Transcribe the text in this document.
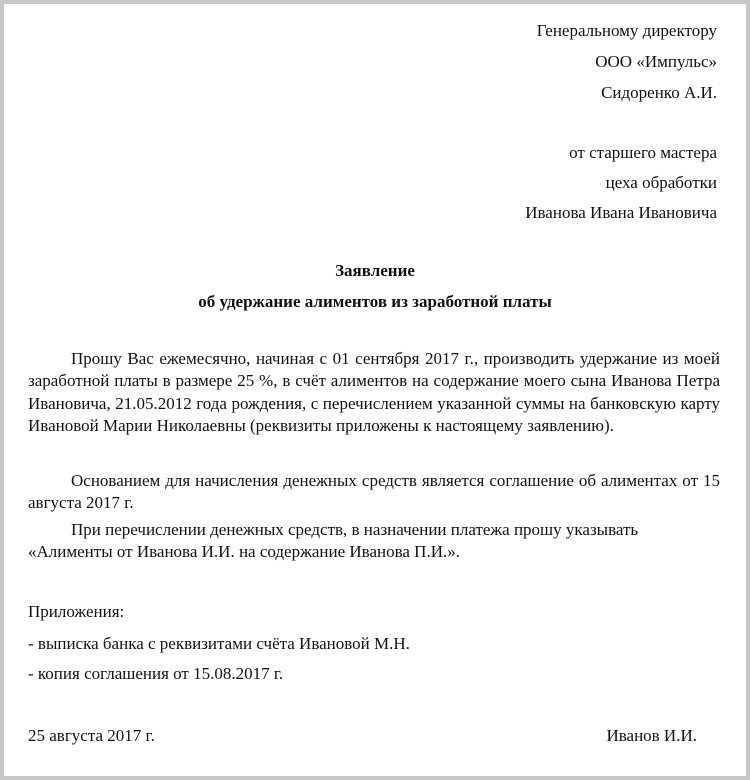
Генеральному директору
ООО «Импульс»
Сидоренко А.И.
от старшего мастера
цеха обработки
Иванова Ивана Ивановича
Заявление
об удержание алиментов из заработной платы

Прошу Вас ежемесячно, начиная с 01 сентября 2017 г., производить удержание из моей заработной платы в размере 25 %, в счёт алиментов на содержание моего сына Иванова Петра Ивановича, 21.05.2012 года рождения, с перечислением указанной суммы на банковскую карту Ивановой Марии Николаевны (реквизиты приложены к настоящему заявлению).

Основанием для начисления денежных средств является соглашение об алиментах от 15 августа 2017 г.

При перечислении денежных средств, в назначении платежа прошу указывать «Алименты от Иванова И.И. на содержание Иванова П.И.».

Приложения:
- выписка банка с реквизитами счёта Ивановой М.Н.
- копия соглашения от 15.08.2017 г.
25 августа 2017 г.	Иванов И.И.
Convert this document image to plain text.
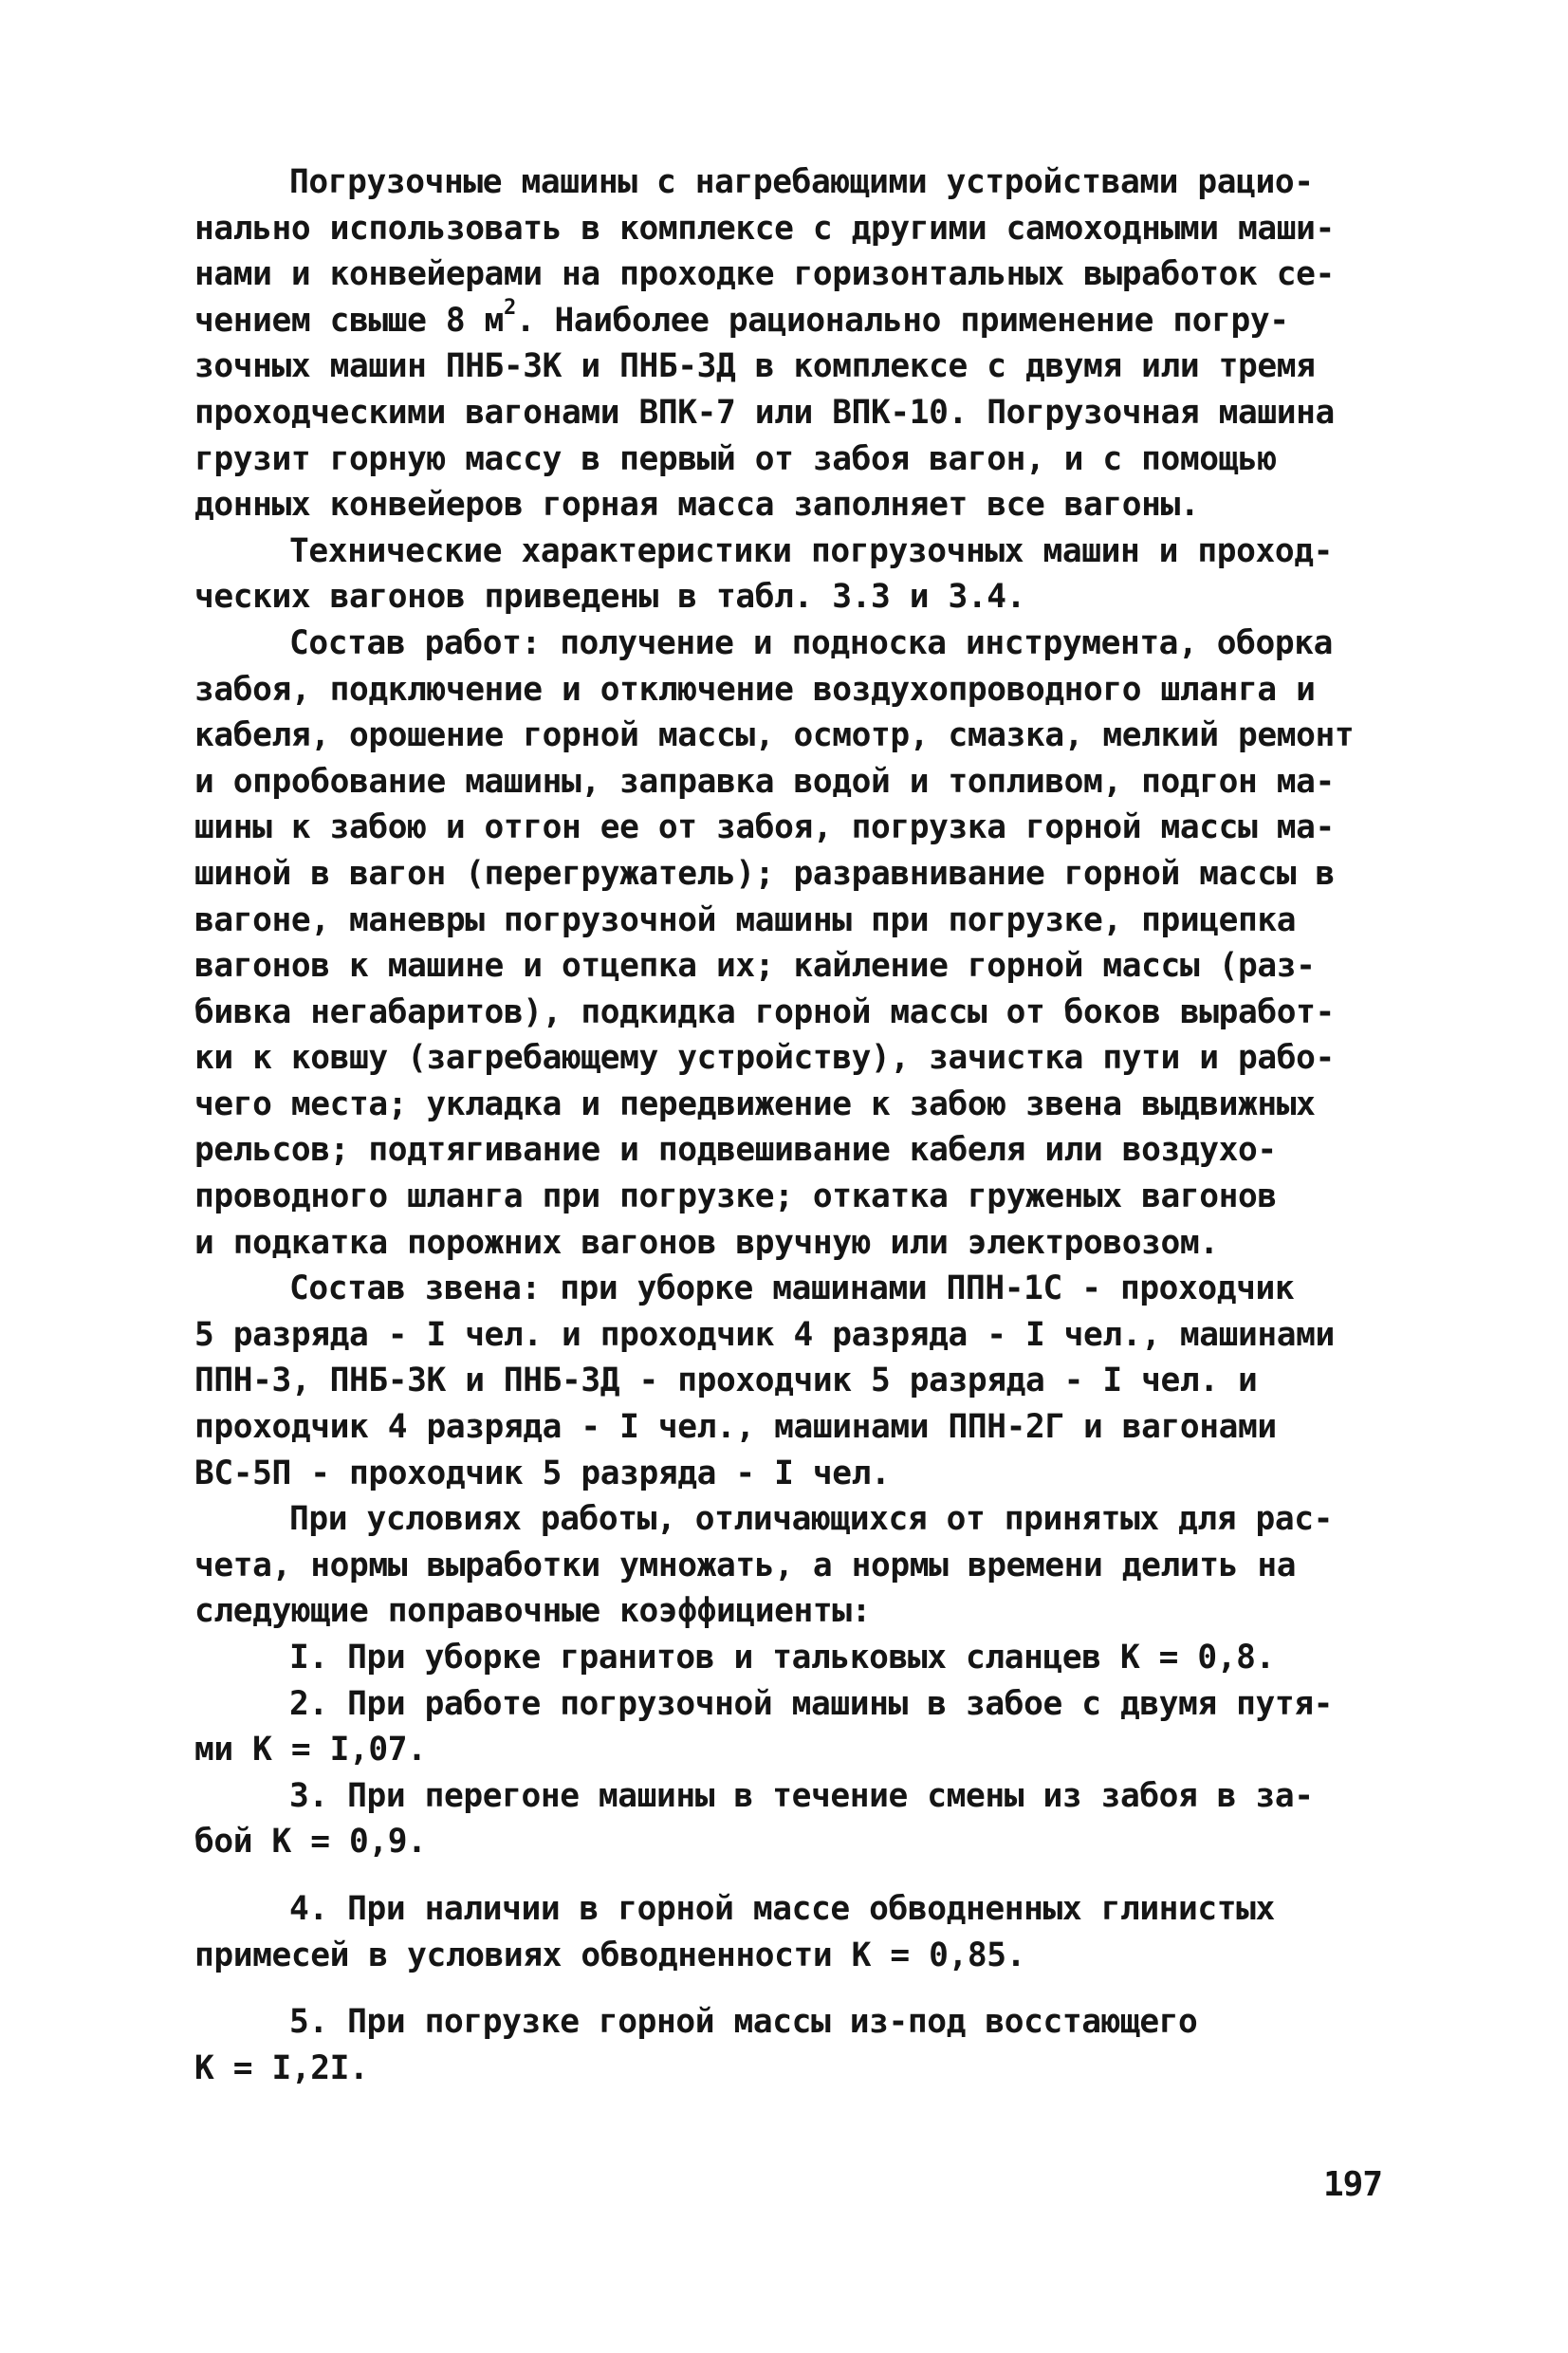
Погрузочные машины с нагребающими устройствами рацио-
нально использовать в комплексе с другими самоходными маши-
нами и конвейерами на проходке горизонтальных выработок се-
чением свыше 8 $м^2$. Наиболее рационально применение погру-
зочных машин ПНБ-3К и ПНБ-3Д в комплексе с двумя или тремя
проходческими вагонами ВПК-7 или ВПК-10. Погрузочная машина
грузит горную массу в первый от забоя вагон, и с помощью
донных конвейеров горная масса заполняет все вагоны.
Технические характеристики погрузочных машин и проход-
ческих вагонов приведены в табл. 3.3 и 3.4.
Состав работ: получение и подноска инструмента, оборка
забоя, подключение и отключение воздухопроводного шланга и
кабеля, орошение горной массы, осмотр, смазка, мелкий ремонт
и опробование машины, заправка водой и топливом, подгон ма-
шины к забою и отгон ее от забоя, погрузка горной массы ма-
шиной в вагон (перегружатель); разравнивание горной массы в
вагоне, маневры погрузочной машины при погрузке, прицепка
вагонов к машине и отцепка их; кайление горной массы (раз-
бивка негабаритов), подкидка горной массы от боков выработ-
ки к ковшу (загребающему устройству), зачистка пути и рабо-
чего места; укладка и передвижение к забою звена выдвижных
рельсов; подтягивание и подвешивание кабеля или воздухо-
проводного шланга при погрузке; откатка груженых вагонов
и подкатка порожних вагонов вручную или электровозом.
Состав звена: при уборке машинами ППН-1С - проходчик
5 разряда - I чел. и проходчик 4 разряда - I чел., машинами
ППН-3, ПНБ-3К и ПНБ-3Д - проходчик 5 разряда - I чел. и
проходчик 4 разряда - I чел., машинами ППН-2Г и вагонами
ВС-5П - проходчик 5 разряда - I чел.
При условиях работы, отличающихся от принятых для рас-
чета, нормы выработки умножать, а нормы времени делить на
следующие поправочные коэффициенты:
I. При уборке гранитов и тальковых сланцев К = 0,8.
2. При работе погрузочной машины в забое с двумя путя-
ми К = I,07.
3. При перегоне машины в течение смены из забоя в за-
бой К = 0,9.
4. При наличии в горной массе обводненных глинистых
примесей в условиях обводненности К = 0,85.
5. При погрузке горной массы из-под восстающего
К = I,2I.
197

--

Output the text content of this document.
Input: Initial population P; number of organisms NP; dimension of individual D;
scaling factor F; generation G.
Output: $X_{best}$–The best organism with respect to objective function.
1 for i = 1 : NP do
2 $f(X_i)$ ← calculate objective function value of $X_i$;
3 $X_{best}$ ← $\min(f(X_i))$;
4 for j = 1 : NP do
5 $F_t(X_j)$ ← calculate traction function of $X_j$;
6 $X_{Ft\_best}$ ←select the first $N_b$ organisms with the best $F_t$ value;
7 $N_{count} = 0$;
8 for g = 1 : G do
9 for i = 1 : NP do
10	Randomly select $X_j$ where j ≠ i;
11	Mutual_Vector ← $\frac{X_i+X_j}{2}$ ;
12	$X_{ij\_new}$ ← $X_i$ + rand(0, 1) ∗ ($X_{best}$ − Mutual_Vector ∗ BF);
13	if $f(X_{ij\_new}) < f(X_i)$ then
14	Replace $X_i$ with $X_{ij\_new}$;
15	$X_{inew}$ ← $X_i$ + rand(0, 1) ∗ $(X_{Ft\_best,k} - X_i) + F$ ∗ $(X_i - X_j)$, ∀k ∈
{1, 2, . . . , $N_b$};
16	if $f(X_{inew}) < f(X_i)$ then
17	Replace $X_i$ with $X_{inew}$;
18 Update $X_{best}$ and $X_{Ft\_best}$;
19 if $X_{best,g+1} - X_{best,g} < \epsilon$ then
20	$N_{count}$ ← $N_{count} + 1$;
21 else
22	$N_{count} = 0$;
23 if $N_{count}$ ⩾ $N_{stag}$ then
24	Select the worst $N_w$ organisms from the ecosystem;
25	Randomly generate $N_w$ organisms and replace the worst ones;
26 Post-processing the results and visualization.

* * *

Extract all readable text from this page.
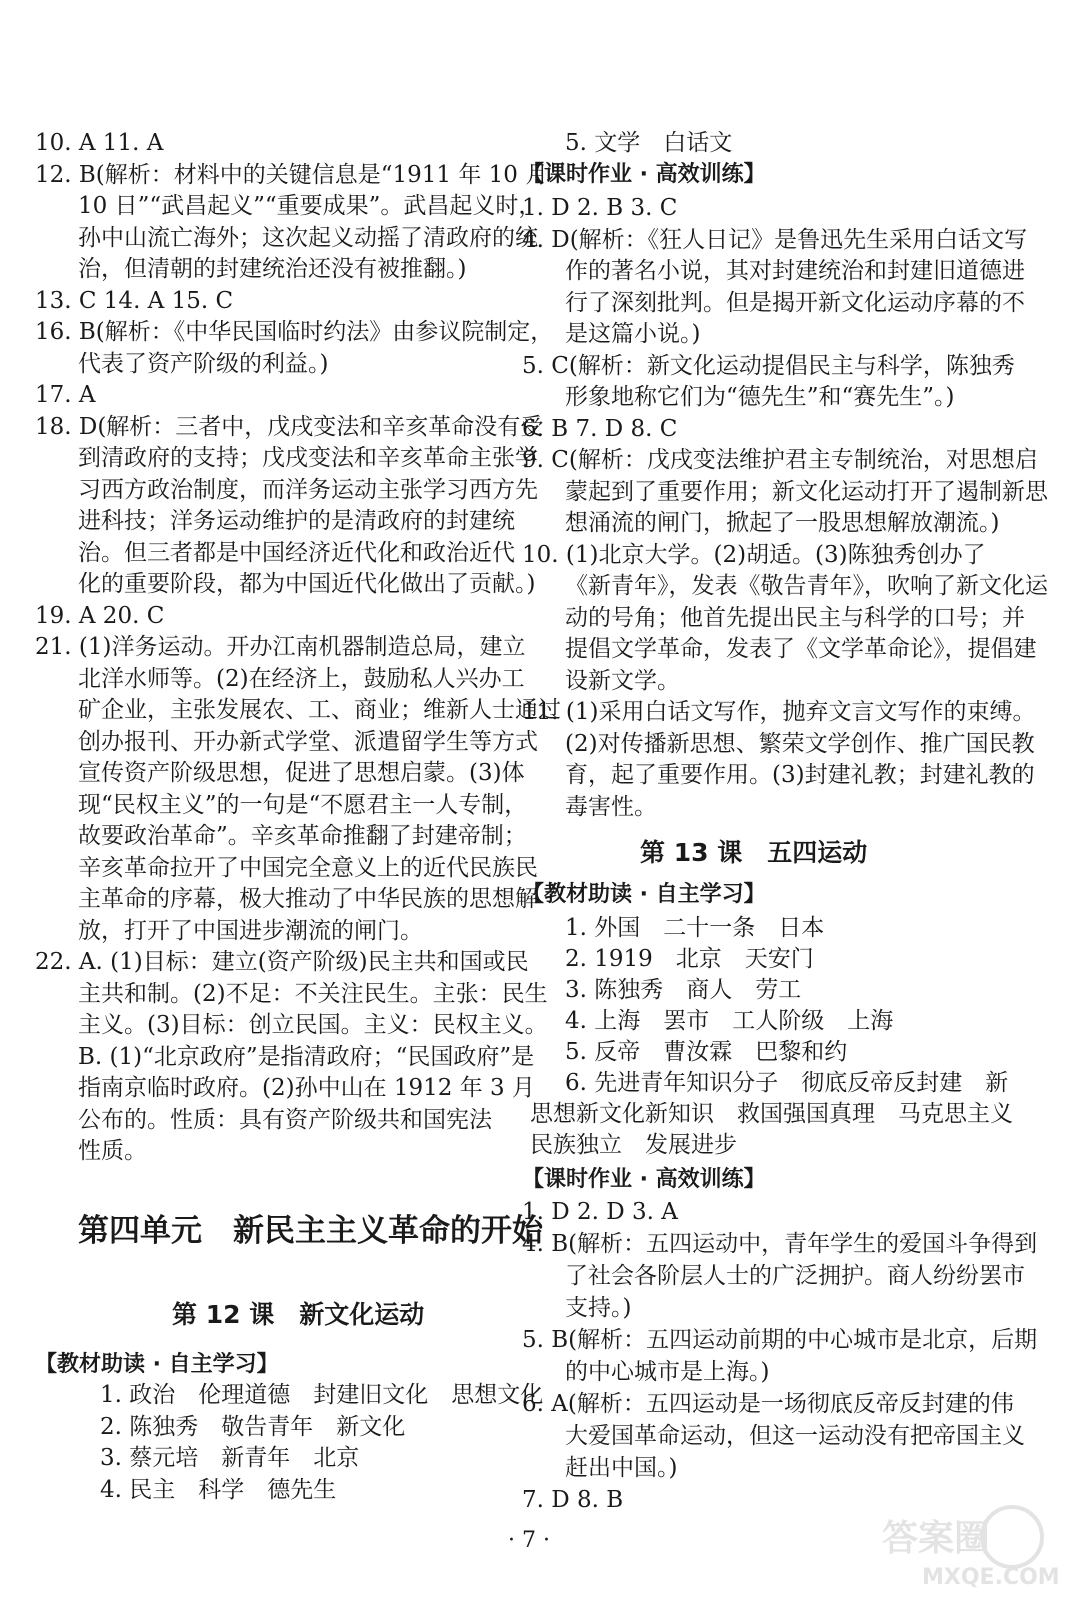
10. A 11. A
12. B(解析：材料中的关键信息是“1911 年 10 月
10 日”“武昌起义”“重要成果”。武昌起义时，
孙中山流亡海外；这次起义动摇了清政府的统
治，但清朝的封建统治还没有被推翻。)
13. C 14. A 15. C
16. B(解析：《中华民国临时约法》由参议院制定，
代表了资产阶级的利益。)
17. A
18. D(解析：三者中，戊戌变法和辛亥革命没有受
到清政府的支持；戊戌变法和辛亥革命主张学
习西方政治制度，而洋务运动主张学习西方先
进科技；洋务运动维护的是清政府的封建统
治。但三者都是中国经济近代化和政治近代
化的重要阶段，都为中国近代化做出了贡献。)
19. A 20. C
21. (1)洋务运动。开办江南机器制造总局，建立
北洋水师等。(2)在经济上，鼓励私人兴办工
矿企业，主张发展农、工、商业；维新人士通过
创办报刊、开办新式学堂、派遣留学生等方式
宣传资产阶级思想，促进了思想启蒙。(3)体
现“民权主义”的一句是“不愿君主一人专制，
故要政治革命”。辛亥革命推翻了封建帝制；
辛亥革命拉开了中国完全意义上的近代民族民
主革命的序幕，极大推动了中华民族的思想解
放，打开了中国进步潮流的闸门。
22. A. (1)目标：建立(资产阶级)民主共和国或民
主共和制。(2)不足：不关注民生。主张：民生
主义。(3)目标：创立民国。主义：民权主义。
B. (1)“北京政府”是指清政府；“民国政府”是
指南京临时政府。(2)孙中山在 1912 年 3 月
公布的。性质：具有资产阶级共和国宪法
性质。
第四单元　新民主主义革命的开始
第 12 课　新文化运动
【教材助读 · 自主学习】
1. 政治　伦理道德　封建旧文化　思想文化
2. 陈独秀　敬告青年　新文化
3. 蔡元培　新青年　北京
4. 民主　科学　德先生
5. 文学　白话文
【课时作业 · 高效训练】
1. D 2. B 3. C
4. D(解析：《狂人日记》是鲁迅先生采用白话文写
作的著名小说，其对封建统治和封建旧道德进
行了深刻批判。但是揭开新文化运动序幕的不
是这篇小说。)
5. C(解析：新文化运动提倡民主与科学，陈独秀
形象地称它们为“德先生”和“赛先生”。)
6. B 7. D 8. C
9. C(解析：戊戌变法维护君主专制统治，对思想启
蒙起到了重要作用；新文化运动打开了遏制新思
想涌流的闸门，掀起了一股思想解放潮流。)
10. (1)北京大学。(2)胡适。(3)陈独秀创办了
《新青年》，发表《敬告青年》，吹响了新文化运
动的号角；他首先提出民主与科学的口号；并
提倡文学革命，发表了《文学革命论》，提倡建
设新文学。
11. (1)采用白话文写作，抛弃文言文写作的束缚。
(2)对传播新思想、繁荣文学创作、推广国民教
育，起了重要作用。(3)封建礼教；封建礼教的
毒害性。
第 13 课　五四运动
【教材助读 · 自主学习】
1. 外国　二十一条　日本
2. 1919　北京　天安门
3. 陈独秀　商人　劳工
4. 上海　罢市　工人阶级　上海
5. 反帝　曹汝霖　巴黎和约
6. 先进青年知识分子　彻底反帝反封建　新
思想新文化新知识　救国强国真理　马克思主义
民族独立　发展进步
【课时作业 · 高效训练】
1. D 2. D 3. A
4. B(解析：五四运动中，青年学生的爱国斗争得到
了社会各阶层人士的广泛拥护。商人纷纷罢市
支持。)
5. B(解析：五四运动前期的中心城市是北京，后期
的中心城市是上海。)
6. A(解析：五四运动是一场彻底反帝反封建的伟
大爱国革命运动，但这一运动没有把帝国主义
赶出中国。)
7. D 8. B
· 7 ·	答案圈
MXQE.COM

(OBJECTIVE) Write the number of lines containing the word "погрузке" and nothing besides it.

(FULL ANSWER) 3